Dataset entries:
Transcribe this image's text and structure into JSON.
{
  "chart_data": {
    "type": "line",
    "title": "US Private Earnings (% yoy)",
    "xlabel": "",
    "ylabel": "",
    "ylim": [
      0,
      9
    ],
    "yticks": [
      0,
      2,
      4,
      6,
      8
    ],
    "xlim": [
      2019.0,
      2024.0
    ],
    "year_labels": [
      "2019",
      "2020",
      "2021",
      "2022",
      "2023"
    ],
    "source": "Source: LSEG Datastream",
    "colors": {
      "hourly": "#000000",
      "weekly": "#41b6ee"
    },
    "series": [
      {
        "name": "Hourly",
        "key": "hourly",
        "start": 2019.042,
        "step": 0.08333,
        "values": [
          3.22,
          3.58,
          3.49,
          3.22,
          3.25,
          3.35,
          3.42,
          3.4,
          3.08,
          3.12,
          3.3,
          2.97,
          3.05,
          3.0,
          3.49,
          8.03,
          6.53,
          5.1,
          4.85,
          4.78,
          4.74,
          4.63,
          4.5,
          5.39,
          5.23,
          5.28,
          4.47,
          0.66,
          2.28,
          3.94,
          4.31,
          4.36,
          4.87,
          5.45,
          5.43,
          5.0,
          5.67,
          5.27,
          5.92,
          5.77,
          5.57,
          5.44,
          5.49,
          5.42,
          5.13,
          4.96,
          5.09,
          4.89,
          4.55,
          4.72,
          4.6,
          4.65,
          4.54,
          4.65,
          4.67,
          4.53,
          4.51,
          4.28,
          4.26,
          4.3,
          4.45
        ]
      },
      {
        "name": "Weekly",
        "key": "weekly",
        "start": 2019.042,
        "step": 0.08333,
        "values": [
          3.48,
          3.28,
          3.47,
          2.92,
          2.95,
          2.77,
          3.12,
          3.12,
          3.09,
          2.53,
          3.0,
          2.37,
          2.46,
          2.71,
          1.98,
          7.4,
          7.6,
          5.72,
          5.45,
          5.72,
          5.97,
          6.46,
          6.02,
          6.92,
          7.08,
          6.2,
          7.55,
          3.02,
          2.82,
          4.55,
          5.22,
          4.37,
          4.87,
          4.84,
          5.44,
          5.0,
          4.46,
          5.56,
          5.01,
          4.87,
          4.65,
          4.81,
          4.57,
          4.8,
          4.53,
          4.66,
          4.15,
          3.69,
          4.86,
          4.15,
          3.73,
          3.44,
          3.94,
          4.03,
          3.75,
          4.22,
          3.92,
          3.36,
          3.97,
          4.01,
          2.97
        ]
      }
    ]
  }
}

▶ **What needs to be done**
Please set down each line of the records exactly as given.

▶ **The reply**
Transcribe this image's text and structure into JSON.
{
  "chart_data": {
    "type": "line",
    "title": "US Private Earnings (% yoy)",
    "xlabel": "",
    "ylabel": "",
    "ylim": [
      0,
      9
    ],
    "yticks": [
      0,
      2,
      4,
      6,
      8
    ],
    "xlim": [
      2019.0,
      2024.0
    ],
    "year_labels": [
      "2019",
      "2020",
      "2021",
      "2022",
      "2023"
    ],
    "source": "Source: LSEG Datastream",
    "colors": {
      "hourly": "#000000",
      "weekly": "#41b6ee"
    },
    "series": [
      {
        "name": "Hourly",
        "key": "hourly",
        "start": 2019.042,
        "step": 0.08333,
        "values": [
          3.22,
          3.58,
          3.49,
          3.22,
          3.25,
          3.35,
          3.42,
          3.4,
          3.08,
          3.12,
          3.3,
          2.97,
          3.05,
          3.0,
          3.49,
          8.03,
          6.53,
          5.1,
          4.85,
          4.78,
          4.74,
          4.63,
          4.5,
          5.39,
          5.23,
          5.28,
          4.47,
          0.66,
          2.28,
          3.94,
          4.31,
          4.36,
          4.87,
          5.45,
          5.43,
          5.0,
          5.67,
          5.27,
          5.92,
          5.77,
          5.57,
          5.44,
          5.49,
          5.42,
          5.13,
          4.96,
          5.09,
          4.89,
          4.55,
          4.72,
          4.6,
          4.65,
          4.54,
          4.65,
          4.67,
          4.53,
          4.51,
          4.28,
          4.26,
          4.3,
          4.45
        ]
      },
      {
        "name": "Weekly",
        "key": "weekly",
        "start": 2019.042,
        "step": 0.08333,
        "values": [
          3.48,
          3.28,
          3.47,
          2.92,
          2.95,
          2.77,
          3.12,
          3.12,
          3.09,
          2.53,
          3.0,
          2.37,
          2.46,
          2.71,
          1.98,
          7.4,
          7.6,
          5.72,
          5.45,
          5.72,
          5.97,
          6.46,
          6.02,
          6.92,
          7.08,
          6.2,
          7.55,
          3.02,
          2.82,
          4.55,
          5.22,
          4.37,
          4.87,
          4.84,
          5.44,
          5.0,
          4.46,
          5.56,
          5.01,
          4.87,
          4.65,
          4.81,
          4.57,
          4.8,
          4.53,
          4.66,
          4.15,
          3.69,
          4.86,
          4.15,
          3.73,
          3.44,
          3.94,
          4.03,
          3.75,
          4.22,
          3.92,
          3.36,
          3.97,
          4.01,
          2.97
        ]
      }
    ]
  }
}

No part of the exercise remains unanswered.